(Stated goal): Only the number is wanted: how many lines of the data contain "content"?

(Input material):
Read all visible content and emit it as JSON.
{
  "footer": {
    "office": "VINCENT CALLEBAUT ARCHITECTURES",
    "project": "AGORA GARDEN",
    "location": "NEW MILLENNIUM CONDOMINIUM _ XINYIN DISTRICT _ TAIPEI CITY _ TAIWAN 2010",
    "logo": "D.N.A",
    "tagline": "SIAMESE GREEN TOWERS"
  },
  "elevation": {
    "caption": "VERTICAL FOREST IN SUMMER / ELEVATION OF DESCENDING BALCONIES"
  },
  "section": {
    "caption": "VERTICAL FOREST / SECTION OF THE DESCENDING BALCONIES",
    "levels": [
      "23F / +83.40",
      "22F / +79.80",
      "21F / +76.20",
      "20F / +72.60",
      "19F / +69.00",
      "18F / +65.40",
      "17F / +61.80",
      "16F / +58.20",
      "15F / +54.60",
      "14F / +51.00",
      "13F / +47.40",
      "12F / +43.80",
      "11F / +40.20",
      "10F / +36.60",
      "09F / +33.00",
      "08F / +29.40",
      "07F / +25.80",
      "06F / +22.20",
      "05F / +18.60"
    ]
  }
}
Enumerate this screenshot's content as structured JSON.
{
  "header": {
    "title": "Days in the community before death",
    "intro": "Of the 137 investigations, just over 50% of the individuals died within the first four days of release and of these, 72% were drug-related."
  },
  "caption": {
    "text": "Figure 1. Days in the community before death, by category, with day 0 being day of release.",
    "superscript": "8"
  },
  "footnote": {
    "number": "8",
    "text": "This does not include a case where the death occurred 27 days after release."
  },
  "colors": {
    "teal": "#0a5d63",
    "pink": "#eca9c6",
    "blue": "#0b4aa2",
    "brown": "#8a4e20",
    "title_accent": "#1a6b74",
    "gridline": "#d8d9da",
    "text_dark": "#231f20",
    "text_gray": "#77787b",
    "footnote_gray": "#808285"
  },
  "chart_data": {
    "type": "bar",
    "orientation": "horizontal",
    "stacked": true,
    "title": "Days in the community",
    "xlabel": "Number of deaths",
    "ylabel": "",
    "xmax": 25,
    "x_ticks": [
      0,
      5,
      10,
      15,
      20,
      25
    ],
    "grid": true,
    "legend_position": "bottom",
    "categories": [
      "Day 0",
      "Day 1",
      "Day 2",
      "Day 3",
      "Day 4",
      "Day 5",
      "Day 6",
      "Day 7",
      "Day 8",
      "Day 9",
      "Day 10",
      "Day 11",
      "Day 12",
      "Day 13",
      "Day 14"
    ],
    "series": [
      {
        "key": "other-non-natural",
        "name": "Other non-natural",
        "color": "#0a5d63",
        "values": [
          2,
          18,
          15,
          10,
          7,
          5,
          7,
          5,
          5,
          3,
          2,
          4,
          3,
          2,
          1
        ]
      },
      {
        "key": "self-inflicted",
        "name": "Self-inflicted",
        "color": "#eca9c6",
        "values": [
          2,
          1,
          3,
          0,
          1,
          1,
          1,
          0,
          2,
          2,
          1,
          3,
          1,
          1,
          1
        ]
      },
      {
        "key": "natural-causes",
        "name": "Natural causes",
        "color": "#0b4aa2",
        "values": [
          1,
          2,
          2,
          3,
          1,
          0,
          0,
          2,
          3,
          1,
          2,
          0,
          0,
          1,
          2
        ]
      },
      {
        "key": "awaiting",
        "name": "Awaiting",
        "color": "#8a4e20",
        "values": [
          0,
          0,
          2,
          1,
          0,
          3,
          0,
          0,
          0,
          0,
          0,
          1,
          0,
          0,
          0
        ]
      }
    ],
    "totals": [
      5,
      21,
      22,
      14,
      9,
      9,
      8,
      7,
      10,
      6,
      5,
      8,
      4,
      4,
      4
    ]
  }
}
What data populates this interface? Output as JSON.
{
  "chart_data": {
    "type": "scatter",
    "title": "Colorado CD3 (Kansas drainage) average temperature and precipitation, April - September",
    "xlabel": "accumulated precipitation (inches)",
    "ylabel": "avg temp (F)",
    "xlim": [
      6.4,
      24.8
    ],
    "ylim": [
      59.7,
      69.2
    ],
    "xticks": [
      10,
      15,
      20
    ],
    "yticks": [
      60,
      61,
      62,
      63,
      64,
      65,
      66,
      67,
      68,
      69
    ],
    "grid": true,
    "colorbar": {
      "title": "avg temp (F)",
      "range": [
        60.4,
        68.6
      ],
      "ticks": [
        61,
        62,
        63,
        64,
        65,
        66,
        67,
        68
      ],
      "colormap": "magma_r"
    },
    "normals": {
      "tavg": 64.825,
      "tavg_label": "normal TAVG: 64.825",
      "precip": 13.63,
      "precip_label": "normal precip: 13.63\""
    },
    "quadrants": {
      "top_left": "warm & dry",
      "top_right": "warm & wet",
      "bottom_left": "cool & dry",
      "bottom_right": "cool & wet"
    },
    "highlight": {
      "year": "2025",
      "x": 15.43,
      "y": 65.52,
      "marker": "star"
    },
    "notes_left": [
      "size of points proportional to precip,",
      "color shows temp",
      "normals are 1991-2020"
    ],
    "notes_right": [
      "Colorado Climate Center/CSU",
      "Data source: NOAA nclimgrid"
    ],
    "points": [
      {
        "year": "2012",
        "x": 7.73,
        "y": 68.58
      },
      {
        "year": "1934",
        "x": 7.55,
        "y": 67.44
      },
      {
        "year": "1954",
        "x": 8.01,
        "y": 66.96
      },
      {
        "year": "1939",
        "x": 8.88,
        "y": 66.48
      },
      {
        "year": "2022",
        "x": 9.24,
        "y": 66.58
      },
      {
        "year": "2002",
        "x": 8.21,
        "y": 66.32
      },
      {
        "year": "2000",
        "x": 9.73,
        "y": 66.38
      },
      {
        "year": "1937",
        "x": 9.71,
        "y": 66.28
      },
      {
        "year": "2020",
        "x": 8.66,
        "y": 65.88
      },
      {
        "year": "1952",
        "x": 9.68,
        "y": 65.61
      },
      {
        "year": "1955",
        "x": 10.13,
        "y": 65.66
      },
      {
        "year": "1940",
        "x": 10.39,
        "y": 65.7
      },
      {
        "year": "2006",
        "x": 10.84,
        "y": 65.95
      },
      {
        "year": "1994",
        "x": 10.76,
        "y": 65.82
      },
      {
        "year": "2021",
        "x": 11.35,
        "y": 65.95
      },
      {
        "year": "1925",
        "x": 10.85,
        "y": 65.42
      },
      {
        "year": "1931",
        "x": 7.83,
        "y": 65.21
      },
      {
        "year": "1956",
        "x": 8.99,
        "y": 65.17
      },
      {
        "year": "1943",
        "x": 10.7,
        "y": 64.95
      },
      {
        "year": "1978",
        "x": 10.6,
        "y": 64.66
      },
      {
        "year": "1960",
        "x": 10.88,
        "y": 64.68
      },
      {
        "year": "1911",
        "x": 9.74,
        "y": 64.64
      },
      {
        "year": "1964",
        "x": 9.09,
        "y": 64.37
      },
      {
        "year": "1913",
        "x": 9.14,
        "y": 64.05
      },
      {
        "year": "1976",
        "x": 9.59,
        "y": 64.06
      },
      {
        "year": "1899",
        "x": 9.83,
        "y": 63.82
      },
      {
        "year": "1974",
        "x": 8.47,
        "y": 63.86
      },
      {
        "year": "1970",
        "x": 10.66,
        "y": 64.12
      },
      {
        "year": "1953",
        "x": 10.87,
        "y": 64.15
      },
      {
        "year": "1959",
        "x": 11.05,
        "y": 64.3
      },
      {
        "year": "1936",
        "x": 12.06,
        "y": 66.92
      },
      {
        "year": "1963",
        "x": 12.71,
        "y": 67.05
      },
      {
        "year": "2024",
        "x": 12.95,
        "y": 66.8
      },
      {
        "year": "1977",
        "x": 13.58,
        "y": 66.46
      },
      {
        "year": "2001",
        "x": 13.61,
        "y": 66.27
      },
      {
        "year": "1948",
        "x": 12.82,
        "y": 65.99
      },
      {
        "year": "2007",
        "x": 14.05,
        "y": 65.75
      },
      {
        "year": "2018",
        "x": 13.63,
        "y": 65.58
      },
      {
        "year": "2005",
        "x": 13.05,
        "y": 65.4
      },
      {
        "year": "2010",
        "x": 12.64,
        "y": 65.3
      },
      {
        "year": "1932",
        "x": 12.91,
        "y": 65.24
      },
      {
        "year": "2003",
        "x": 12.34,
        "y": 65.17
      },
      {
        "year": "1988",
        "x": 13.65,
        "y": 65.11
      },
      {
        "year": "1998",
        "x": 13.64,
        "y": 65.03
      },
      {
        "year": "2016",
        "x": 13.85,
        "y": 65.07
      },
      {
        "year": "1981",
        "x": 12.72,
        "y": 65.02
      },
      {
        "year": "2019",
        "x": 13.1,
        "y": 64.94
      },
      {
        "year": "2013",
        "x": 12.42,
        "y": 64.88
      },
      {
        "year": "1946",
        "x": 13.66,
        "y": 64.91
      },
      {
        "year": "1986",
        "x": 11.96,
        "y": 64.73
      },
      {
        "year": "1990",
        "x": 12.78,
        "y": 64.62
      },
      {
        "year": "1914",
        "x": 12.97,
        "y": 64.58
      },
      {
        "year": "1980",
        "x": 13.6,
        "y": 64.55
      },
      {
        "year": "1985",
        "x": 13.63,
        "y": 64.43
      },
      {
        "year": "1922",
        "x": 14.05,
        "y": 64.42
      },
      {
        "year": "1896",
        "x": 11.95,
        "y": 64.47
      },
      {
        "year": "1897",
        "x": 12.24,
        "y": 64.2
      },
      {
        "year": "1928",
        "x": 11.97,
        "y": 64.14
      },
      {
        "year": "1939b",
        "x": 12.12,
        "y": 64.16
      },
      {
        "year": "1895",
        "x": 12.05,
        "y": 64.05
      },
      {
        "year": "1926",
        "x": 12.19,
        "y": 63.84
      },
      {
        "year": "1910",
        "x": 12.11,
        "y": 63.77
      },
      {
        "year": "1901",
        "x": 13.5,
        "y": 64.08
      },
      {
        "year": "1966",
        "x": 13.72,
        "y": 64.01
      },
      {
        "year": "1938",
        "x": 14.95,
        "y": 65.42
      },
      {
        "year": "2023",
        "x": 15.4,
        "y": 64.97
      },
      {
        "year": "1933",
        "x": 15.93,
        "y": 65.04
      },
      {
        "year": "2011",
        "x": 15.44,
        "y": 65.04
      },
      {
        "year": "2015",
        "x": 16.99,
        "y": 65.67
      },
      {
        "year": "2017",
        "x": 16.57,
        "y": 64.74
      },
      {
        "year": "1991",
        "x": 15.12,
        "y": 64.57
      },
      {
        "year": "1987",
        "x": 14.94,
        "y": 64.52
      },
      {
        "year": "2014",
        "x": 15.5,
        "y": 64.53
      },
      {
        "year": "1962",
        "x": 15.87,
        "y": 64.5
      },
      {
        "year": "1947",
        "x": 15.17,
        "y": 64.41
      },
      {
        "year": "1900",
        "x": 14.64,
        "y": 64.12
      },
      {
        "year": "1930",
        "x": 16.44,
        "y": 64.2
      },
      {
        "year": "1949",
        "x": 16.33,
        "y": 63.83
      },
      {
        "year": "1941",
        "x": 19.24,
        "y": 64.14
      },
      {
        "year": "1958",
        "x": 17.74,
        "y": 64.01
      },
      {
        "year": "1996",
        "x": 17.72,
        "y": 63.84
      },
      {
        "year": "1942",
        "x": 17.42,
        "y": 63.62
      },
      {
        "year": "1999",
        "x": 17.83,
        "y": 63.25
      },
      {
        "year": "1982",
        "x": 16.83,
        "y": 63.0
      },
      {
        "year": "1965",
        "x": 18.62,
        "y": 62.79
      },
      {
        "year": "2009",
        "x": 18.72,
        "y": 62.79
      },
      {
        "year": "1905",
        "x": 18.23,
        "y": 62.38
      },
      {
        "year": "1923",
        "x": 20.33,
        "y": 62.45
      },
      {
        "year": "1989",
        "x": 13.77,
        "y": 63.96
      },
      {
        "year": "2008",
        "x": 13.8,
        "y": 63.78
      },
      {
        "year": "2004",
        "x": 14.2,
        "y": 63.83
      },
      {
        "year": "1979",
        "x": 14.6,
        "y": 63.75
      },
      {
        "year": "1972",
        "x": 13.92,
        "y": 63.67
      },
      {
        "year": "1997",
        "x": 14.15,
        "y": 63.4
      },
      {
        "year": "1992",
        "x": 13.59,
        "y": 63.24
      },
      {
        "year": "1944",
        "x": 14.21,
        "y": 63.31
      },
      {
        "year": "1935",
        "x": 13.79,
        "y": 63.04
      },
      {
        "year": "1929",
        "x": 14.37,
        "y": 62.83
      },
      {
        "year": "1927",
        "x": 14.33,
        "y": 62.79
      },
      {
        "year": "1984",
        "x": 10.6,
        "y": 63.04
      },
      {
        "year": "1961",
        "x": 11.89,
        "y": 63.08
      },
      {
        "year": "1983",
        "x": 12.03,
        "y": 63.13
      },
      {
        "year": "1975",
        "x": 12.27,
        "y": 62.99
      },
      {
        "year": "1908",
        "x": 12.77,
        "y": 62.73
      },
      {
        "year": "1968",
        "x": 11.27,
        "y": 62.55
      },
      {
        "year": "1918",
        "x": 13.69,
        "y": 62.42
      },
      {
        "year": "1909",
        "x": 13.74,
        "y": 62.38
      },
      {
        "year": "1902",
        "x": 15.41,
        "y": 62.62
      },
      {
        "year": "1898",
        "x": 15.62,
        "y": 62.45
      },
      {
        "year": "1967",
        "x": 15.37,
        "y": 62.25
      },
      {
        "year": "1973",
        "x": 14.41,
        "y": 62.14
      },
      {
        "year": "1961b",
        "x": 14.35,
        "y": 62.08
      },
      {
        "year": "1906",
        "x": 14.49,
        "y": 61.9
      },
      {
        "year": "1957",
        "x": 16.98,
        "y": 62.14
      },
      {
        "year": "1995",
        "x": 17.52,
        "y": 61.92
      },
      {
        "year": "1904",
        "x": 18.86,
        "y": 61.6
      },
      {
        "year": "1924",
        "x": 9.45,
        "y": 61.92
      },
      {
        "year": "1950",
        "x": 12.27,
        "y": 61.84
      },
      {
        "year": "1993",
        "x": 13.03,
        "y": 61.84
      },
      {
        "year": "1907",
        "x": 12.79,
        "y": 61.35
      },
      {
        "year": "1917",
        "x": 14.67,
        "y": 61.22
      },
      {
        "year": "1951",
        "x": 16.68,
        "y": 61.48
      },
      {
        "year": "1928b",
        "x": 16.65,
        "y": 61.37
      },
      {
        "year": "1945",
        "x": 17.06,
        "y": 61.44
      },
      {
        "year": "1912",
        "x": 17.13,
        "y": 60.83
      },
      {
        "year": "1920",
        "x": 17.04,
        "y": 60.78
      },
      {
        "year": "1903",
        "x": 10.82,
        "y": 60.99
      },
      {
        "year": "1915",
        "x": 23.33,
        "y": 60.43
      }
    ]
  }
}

(Full answer): 2